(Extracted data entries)

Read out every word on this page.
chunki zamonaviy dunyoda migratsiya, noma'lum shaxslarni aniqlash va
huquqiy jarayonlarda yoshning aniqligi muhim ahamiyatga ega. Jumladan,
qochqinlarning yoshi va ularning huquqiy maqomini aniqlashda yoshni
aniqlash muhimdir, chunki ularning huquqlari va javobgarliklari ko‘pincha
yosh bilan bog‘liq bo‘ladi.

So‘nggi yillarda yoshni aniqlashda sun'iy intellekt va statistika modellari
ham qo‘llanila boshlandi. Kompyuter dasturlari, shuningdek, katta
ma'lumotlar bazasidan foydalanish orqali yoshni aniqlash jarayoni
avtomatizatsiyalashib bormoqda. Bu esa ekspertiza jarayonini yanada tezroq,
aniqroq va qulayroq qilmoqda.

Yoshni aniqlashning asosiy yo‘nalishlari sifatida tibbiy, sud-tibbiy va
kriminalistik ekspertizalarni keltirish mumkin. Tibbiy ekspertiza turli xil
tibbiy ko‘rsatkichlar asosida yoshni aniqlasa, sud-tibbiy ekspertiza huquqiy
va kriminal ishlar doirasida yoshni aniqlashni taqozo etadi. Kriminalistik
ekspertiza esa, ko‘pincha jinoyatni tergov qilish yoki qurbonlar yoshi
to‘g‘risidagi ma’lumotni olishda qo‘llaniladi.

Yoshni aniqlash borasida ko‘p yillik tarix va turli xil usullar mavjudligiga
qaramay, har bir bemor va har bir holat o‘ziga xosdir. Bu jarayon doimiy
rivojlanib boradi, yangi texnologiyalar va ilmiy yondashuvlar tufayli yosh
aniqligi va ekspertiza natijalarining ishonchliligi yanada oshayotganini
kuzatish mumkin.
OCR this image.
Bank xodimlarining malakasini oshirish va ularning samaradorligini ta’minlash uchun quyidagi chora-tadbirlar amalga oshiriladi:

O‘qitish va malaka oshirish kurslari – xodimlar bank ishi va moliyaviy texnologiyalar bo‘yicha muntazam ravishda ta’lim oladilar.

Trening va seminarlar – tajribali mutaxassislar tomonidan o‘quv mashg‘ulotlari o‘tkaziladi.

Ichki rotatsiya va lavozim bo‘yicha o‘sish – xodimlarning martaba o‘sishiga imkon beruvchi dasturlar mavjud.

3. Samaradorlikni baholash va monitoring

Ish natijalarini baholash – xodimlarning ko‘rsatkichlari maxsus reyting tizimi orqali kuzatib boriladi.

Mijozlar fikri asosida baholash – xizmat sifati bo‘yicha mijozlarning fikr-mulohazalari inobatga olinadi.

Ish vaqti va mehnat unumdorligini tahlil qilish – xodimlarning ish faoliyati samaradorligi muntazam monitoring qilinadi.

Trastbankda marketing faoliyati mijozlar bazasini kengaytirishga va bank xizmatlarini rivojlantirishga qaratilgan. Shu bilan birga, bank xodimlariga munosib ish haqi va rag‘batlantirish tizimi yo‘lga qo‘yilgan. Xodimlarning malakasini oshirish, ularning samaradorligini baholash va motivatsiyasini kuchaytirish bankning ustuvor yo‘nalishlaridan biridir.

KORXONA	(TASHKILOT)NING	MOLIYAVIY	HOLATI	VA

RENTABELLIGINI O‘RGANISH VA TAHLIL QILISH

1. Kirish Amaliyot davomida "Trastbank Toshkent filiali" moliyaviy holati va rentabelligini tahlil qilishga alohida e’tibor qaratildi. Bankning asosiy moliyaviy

▶ **Stated task**: Every line in the data that holds "yanada" should be copied out.

▶ **Solution to this problem**:
avtomatizatsiyalashib bormoqda. Bu esa ekspertiza jarayonini yanada tezroq,
aniqligi va ekspertiza natijalarining ishonchliligi yanada oshayotganini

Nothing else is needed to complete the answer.